## start The records

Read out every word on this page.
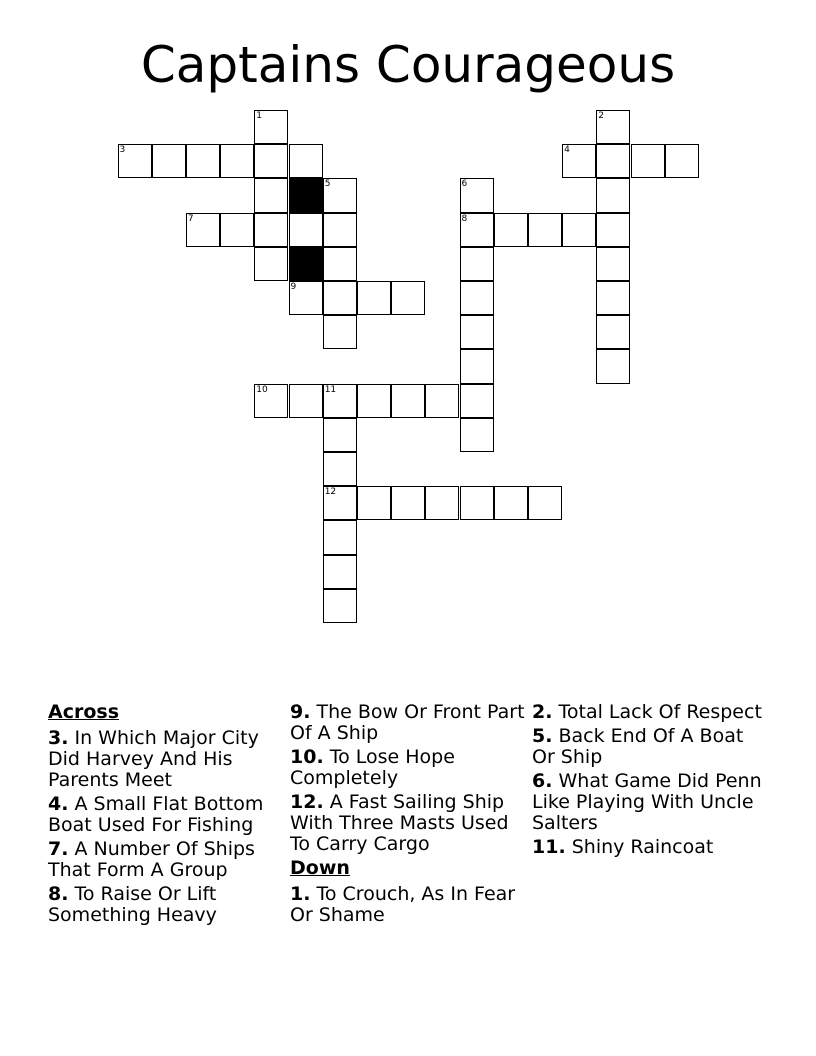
Captains Courageous
1	2
3	4
5	6
7	8
9
10	11
12
Across
3. In Which Major City Did Harvey And His Parents Meet
4. A Small Flat Bottom Boat Used For Fishing
7. A Number Of Ships That Form A Group
8. To Raise Or Lift Something Heavy
9. The Bow Or Front Part Of A Ship
10. To Lose Hope Completely
12. A Fast Sailing Ship With Three Masts Used To Carry Cargo
Down
1. To Crouch, As In Fear Or Shame
2. Total Lack Of Respect
5. Back End Of A Boat Or Ship
6. What Game Did Penn Like Playing With Uncle Salters
11. Shiny Raincoat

## end The records

Task details:
Without the pictures, repeat all the records word for word.

Solution for this exercise:
Read out every word on this page.
Captains Courageous
1	2
3	4
5	6
7	8
9
10	11
12
Across
3. In Which Major City Did Harvey And His Parents Meet
4. A Small Flat Bottom Boat Used For Fishing
7. A Number Of Ships That Form A Group
8. To Raise Or Lift Something Heavy
9. The Bow Or Front Part Of A Ship
10. To Lose Hope Completely
12. A Fast Sailing Ship With Three Masts Used To Carry Cargo
Down
1. To Crouch, As In Fear Or Shame
2. Total Lack Of Respect
5. Back End Of A Boat Or Ship
6. What Game Did Penn Like Playing With Uncle Salters
11. Shiny Raincoat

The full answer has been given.